*Task instructions*
Word for word, print each line of the listing below; pictures stay out.

*Materials provided*
§

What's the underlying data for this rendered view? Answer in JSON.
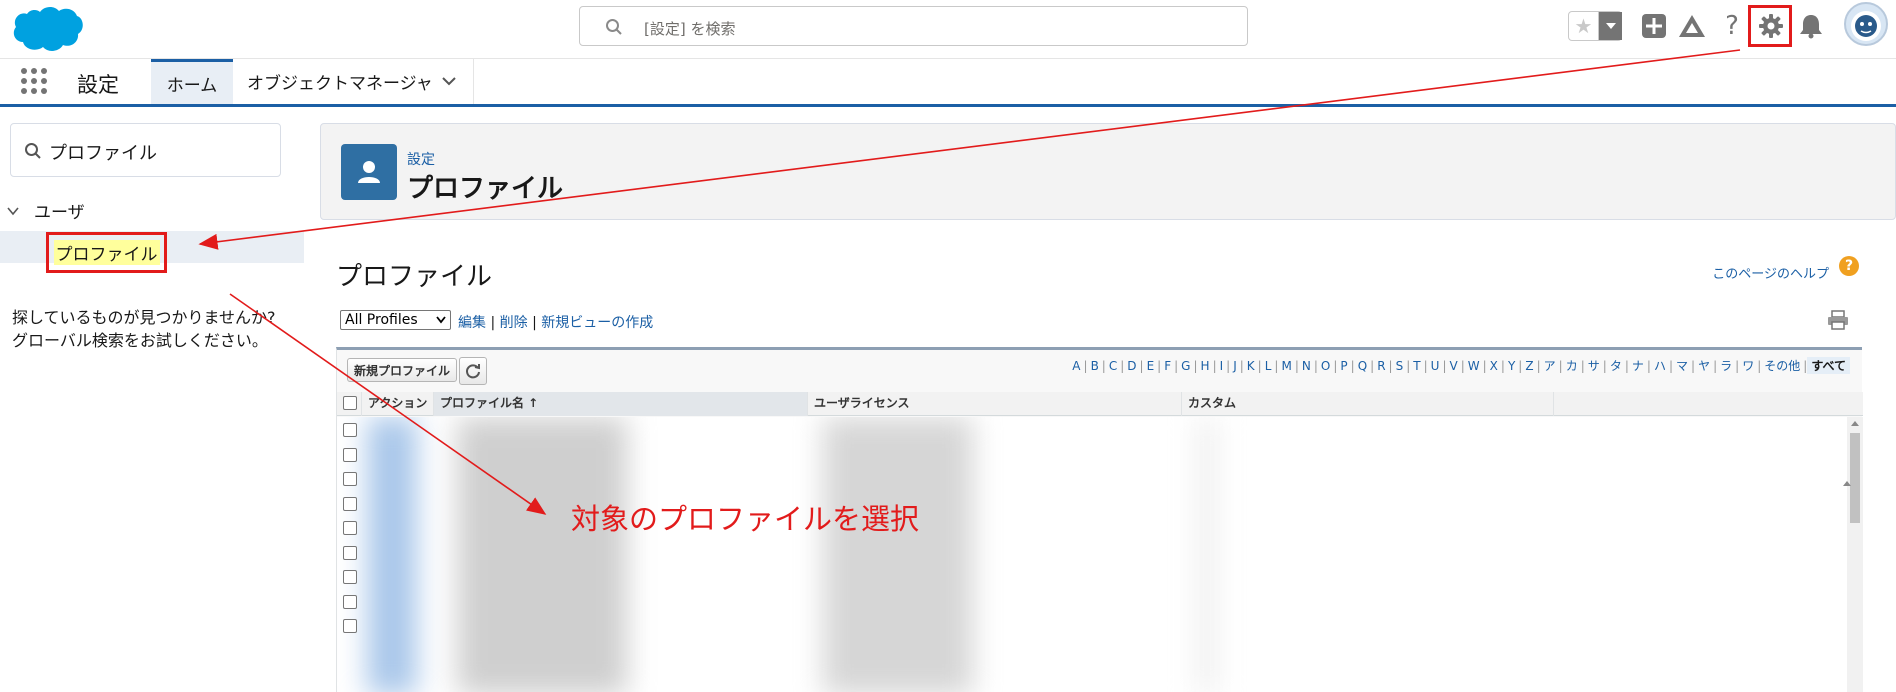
{
  "header": {
    "search_placeholder": "[設定] を検索",
    "icons": [
      "star-icon",
      "chevron-down-icon",
      "plus-icon",
      "trailhead-icon",
      "help-icon",
      "gear-icon",
      "bell-icon",
      "avatar"
    ]
  },
  "context_bar": {
    "app_name": "設定",
    "tabs": [
      {
        "label": "ホーム",
        "active": true
      },
      {
        "label": "オブジェクトマネージャ",
        "active": false
      }
    ]
  },
  "sidebar": {
    "quick_find_value": "プロファイル",
    "tree_parent": "ユーザ",
    "tree_child": "プロファイル",
    "not_found_line1": "探しているものが見つかりませんか?",
    "not_found_line2": "グローバル検索をお試しください。"
  },
  "page_header": {
    "breadcrumb": "設定",
    "title": "プロファイル"
  },
  "list_view": {
    "title": "プロファイル",
    "help_link": "このページのヘルプ",
    "view_selected": "All Profiles",
    "link_edit": "編集",
    "link_delete": "削除",
    "link_new_view": "新規ビューの作成",
    "separator": "|",
    "new_button": "新規プロファイル",
    "alphabet": [
      "A",
      "B",
      "C",
      "D",
      "E",
      "F",
      "G",
      "H",
      "I",
      "J",
      "K",
      "L",
      "M",
      "N",
      "O",
      "P",
      "Q",
      "R",
      "S",
      "T",
      "U",
      "V",
      "W",
      "X",
      "Y",
      "Z",
      "ア",
      "カ",
      "サ",
      "タ",
      "ナ",
      "ハ",
      "マ",
      "ヤ",
      "ラ",
      "ワ",
      "その他",
      "すべて"
    ],
    "columns": [
      "アクション",
      "プロファイル名 ↑",
      "ユーザライセンス",
      "カスタム"
    ],
    "visible_rows": 9
  },
  "annotation": {
    "text": "対象のプロファイルを選択",
    "color": "#e21b1b"
  },
  "colors": {
    "brand_blue": "#1b5fa5",
    "salesforce_cloud": "#00a1e0",
    "highlight_red": "#e21b1b",
    "icon_gray": "#747474"
  }
}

§

*Response for this exercise*
What's the underlying data for this rendered view? Answer in JSON.
{
  "header": {
    "search_placeholder": "[設定] を検索",
    "icons": [
      "star-icon",
      "chevron-down-icon",
      "plus-icon",
      "trailhead-icon",
      "help-icon",
      "gear-icon",
      "bell-icon",
      "avatar"
    ]
  },
  "context_bar": {
    "app_name": "設定",
    "tabs": [
      {
        "label": "ホーム",
        "active": true
      },
      {
        "label": "オブジェクトマネージャ",
        "active": false
      }
    ]
  },
  "sidebar": {
    "quick_find_value": "プロファイル",
    "tree_parent": "ユーザ",
    "tree_child": "プロファイル",
    "not_found_line1": "探しているものが見つかりませんか?",
    "not_found_line2": "グローバル検索をお試しください。"
  },
  "page_header": {
    "breadcrumb": "設定",
    "title": "プロファイル"
  },
  "list_view": {
    "title": "プロファイル",
    "help_link": "このページのヘルプ",
    "view_selected": "All Profiles",
    "link_edit": "編集",
    "link_delete": "削除",
    "link_new_view": "新規ビューの作成",
    "separator": "|",
    "new_button": "新規プロファイル",
    "alphabet": [
      "A",
      "B",
      "C",
      "D",
      "E",
      "F",
      "G",
      "H",
      "I",
      "J",
      "K",
      "L",
      "M",
      "N",
      "O",
      "P",
      "Q",
      "R",
      "S",
      "T",
      "U",
      "V",
      "W",
      "X",
      "Y",
      "Z",
      "ア",
      "カ",
      "サ",
      "タ",
      "ナ",
      "ハ",
      "マ",
      "ヤ",
      "ラ",
      "ワ",
      "その他",
      "すべて"
    ],
    "columns": [
      "アクション",
      "プロファイル名 ↑",
      "ユーザライセンス",
      "カスタム"
    ],
    "visible_rows": 9
  },
  "annotation": {
    "text": "対象のプロファイルを選択",
    "color": "#e21b1b"
  },
  "colors": {
    "brand_blue": "#1b5fa5",
    "salesforce_cloud": "#00a1e0",
    "highlight_red": "#e21b1b",
    "icon_gray": "#747474"
  }
}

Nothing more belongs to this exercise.